GIVEN EXERCISE. Below are some records. Pull every line that contains the word "Firmness".

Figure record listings
-- begin --
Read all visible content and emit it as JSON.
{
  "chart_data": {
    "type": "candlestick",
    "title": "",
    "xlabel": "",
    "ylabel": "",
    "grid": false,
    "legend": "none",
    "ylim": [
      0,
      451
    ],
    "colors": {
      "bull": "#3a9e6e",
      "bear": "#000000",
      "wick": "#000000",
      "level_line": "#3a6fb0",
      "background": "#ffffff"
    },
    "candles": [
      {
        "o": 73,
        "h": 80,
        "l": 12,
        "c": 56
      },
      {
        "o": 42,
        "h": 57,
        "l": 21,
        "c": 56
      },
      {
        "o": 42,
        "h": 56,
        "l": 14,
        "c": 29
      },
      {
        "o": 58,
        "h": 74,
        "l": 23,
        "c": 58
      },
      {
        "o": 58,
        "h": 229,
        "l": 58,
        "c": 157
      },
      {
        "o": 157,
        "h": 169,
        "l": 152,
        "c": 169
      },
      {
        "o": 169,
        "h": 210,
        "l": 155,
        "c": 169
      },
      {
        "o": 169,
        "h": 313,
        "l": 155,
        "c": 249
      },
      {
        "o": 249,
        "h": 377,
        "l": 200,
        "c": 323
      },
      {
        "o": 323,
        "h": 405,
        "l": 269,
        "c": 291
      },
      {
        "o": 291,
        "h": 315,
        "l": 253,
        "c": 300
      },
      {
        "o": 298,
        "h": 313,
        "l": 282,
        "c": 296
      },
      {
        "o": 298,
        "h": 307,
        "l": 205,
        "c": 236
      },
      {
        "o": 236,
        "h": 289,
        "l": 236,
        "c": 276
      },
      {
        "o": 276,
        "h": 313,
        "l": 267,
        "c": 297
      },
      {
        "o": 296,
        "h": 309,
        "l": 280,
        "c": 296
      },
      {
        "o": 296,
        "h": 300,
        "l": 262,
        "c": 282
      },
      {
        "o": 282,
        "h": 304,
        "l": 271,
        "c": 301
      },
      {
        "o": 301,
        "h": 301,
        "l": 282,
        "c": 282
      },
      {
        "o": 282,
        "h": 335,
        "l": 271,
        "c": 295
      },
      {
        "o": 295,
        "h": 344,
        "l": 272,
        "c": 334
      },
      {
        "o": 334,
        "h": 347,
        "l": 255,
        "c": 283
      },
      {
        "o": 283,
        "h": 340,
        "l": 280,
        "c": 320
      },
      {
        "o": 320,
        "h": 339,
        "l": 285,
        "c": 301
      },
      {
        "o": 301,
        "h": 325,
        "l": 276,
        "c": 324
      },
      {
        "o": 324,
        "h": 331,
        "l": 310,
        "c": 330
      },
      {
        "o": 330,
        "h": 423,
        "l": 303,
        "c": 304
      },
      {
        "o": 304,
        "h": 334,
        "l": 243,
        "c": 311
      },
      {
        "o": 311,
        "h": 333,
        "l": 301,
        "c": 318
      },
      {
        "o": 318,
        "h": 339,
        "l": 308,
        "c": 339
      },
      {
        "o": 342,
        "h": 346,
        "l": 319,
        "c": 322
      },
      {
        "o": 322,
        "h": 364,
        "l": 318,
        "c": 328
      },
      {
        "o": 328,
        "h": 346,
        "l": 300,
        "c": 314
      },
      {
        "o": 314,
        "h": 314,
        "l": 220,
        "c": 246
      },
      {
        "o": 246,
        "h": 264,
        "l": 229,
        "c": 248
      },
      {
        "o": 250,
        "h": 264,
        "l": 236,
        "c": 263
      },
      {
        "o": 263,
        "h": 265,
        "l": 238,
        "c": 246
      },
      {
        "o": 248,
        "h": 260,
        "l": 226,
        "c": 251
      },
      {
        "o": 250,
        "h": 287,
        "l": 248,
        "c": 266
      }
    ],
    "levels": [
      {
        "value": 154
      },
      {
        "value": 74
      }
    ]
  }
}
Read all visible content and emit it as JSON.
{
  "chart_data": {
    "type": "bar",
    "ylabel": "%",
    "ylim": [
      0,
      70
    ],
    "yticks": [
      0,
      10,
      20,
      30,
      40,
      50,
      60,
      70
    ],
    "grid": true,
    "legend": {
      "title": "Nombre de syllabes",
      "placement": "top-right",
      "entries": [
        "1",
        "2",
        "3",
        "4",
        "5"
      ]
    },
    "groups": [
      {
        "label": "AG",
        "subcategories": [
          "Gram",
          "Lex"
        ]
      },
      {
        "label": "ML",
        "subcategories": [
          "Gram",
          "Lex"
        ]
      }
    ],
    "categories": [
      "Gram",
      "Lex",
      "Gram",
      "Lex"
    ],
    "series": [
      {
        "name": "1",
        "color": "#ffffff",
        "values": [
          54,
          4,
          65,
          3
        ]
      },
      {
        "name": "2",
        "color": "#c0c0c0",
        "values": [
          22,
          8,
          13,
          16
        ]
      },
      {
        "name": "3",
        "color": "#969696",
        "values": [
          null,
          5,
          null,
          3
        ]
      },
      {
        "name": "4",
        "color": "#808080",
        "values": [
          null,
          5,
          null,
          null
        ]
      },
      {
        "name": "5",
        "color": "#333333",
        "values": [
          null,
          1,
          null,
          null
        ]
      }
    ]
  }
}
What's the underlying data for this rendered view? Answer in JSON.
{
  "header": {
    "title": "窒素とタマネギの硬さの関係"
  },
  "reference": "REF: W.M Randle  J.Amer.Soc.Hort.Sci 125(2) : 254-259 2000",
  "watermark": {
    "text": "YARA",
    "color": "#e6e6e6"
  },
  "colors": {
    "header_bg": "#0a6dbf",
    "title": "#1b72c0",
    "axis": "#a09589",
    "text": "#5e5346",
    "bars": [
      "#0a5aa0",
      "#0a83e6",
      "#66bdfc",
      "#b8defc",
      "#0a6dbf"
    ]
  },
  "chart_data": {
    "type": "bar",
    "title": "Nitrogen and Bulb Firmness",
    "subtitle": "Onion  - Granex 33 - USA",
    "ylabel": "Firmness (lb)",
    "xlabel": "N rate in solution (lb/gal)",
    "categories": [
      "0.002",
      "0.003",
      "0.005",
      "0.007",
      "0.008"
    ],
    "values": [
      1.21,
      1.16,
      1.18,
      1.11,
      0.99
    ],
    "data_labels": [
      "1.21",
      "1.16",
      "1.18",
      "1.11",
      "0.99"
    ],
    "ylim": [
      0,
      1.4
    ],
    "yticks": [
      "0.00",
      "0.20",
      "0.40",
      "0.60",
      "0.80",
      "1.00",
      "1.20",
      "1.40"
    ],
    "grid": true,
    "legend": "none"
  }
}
-- end --
-- begin --
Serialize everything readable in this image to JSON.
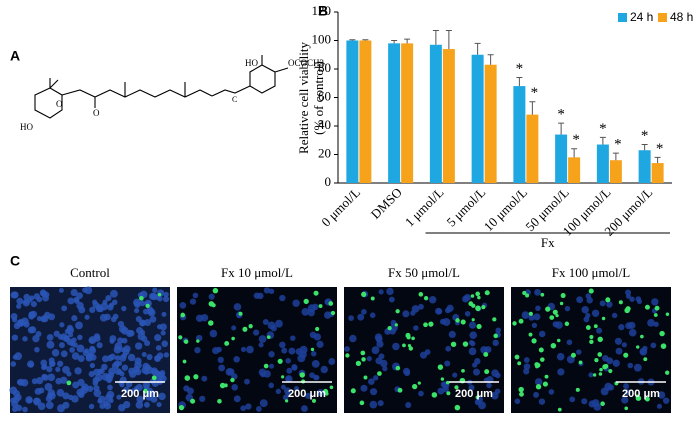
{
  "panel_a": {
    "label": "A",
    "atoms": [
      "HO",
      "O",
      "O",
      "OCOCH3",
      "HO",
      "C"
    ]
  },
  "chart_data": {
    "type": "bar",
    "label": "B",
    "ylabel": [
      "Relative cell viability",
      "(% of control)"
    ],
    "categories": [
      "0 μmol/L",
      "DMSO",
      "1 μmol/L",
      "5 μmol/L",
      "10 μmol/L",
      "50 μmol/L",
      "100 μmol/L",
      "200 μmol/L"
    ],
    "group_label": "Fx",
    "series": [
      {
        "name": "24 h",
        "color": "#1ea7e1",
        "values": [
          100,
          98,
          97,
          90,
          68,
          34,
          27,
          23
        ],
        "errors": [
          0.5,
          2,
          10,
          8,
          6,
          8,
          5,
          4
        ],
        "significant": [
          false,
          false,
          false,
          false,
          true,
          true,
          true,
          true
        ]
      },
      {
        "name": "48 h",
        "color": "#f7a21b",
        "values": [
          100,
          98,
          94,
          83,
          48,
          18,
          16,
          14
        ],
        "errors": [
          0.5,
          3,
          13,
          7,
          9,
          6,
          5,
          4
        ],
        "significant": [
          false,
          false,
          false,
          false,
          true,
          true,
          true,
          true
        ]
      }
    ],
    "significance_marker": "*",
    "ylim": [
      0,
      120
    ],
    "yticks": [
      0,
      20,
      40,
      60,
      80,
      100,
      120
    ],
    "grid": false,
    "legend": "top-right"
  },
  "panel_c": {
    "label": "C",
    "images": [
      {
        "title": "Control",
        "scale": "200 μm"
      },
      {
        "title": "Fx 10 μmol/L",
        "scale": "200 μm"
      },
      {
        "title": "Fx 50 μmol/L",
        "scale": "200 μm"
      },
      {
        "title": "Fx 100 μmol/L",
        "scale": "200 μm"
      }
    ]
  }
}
-- end --
-- begin --
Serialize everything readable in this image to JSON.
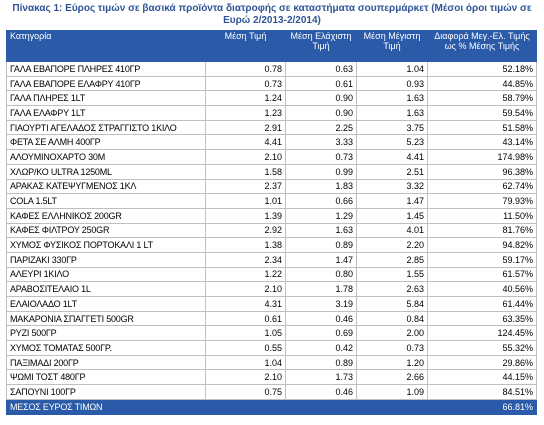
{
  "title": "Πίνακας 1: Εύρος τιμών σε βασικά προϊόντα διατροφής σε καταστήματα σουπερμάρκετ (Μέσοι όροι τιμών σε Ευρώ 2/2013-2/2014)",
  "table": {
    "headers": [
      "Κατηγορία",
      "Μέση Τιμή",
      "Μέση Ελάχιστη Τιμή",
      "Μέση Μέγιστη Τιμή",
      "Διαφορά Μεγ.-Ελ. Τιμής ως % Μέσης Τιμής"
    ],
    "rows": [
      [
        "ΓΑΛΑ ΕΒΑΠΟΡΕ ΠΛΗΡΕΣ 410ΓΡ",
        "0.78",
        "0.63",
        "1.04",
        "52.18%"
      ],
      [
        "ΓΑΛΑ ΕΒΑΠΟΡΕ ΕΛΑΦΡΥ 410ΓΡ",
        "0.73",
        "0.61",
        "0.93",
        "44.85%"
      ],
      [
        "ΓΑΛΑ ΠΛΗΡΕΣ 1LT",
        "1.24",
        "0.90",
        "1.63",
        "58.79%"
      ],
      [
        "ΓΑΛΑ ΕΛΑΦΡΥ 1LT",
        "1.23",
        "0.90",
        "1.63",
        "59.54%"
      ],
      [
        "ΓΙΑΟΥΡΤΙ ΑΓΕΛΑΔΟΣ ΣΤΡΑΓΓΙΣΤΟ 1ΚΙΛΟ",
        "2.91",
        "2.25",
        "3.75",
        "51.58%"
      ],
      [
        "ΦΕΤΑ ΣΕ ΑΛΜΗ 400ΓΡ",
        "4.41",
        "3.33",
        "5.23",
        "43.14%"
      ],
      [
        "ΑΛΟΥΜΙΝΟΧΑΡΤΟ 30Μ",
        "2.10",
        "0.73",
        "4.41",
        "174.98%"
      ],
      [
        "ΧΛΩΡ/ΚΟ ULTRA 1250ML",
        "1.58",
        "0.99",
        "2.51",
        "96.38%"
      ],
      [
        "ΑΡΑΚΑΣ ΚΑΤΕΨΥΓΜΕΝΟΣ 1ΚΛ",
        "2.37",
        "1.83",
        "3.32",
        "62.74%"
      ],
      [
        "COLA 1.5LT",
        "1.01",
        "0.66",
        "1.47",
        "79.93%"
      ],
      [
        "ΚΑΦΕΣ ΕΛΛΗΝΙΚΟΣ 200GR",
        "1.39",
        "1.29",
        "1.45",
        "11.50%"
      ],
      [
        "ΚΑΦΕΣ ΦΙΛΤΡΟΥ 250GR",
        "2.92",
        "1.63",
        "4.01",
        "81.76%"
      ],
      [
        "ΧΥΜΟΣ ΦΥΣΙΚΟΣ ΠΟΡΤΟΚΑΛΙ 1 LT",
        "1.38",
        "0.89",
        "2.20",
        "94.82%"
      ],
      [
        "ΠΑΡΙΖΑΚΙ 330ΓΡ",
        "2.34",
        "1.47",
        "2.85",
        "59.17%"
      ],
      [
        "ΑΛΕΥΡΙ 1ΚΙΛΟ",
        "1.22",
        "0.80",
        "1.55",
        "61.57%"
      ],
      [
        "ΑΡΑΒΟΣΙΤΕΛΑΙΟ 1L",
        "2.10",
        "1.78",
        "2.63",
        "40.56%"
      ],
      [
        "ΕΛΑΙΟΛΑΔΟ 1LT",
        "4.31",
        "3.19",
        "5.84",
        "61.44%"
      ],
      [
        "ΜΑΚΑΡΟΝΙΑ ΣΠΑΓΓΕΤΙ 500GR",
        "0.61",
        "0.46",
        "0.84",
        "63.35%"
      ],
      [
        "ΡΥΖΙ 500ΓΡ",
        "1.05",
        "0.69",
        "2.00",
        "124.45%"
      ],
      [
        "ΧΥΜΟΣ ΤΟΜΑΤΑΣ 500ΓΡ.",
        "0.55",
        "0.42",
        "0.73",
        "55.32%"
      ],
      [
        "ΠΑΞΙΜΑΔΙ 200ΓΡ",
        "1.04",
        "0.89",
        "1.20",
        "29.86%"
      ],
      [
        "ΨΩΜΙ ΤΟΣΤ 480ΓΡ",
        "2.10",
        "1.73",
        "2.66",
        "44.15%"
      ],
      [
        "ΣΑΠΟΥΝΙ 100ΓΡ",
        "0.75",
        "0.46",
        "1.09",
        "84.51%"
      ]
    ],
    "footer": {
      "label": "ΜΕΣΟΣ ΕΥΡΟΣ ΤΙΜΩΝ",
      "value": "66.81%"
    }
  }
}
-- end --
RIGHT ANSWER.
    "title": "Nitrogen and Bulb Firmness",
    "ylabel": "Firmness (lb)",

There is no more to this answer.